# [Input records]
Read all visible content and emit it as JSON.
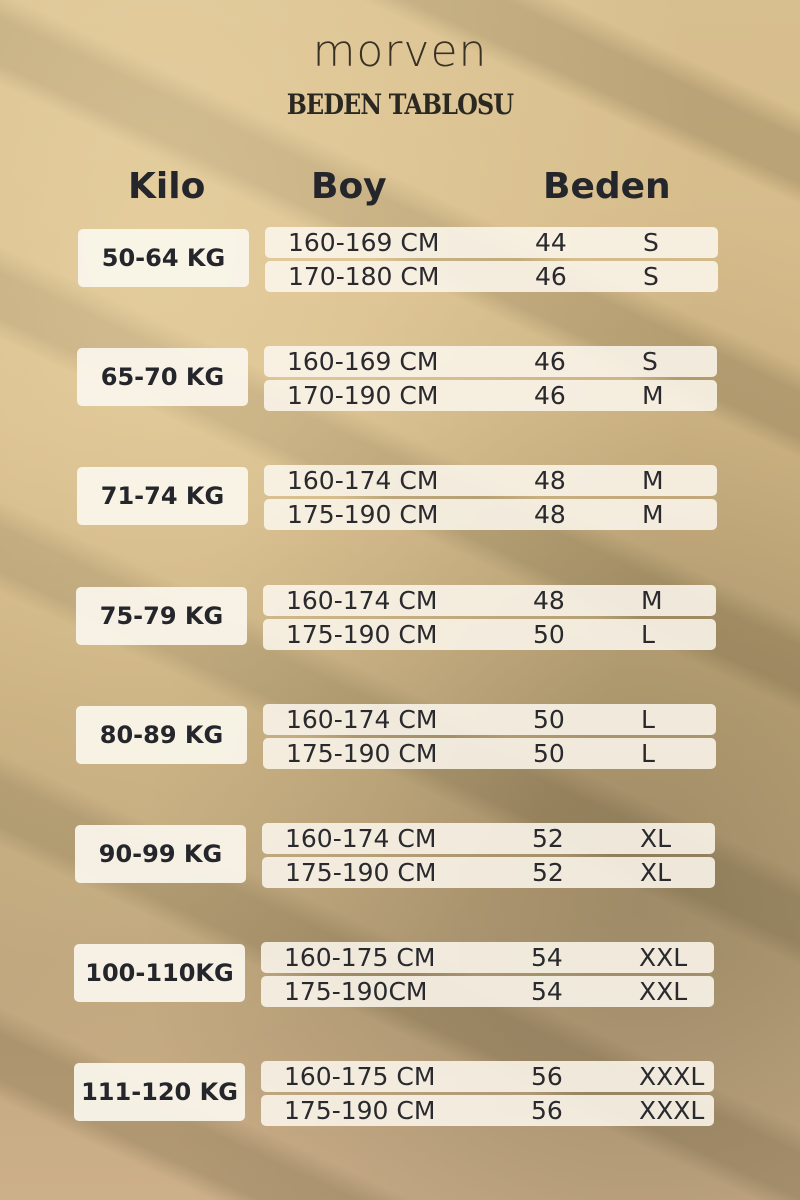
{
  "brand": "morven",
  "title": "BEDEN TABLOSU",
  "headers": {
    "kilo": "Kilo",
    "boy": "Boy",
    "beden": "Beden"
  },
  "groups": [
    {
      "kilo": "50-64 KG",
      "rows": [
        {
          "boy": "160-169 CM",
          "num": "44",
          "size": "S"
        },
        {
          "boy": "170-180 CM",
          "num": "46",
          "size": "S"
        }
      ]
    },
    {
      "kilo": "65-70 KG",
      "rows": [
        {
          "boy": "160-169 CM",
          "num": "46",
          "size": "S"
        },
        {
          "boy": "170-190 CM",
          "num": "46",
          "size": "M"
        }
      ]
    },
    {
      "kilo": "71-74 KG",
      "rows": [
        {
          "boy": "160-174 CM",
          "num": "48",
          "size": "M"
        },
        {
          "boy": "175-190 CM",
          "num": "48",
          "size": "M"
        }
      ]
    },
    {
      "kilo": "75-79 KG",
      "rows": [
        {
          "boy": "160-174 CM",
          "num": "48",
          "size": "M"
        },
        {
          "boy": "175-190 CM",
          "num": "50",
          "size": "L"
        }
      ]
    },
    {
      "kilo": "80-89 KG",
      "rows": [
        {
          "boy": "160-174 CM",
          "num": "50",
          "size": "L"
        },
        {
          "boy": "175-190 CM",
          "num": "50",
          "size": "L"
        }
      ]
    },
    {
      "kilo": "90-99 KG",
      "rows": [
        {
          "boy": "160-174 CM",
          "num": "52",
          "size": "XL"
        },
        {
          "boy": "175-190 CM",
          "num": "52",
          "size": "XL"
        }
      ]
    },
    {
      "kilo": "100-110KG",
      "rows": [
        {
          "boy": "160-175 CM",
          "num": "54",
          "size": "XXL"
        },
        {
          "boy": "175-190CM",
          "num": "54",
          "size": "XXL"
        }
      ]
    },
    {
      "kilo": "111-120 KG",
      "rows": [
        {
          "boy": "160-175 CM",
          "num": "56",
          "size": "XXXL"
        },
        {
          "boy": "175-190 CM",
          "num": "56",
          "size": "XXXL"
        }
      ]
    }
  ]
}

# [Task instructions]
Read the data above and pull out each line that holds the string "kilo".

# [Answer to the exercise]
    "kilo": "Kilo",
      "kilo": "50-64 KG",
      "kilo": "65-70 KG",
      "kilo": "71-74 KG",
      "kilo": "75-79 KG",
      "kilo": "80-89 KG",
      "kilo": "90-99 KG",
      "kilo": "100-110KG",
      "kilo": "111-120 KG",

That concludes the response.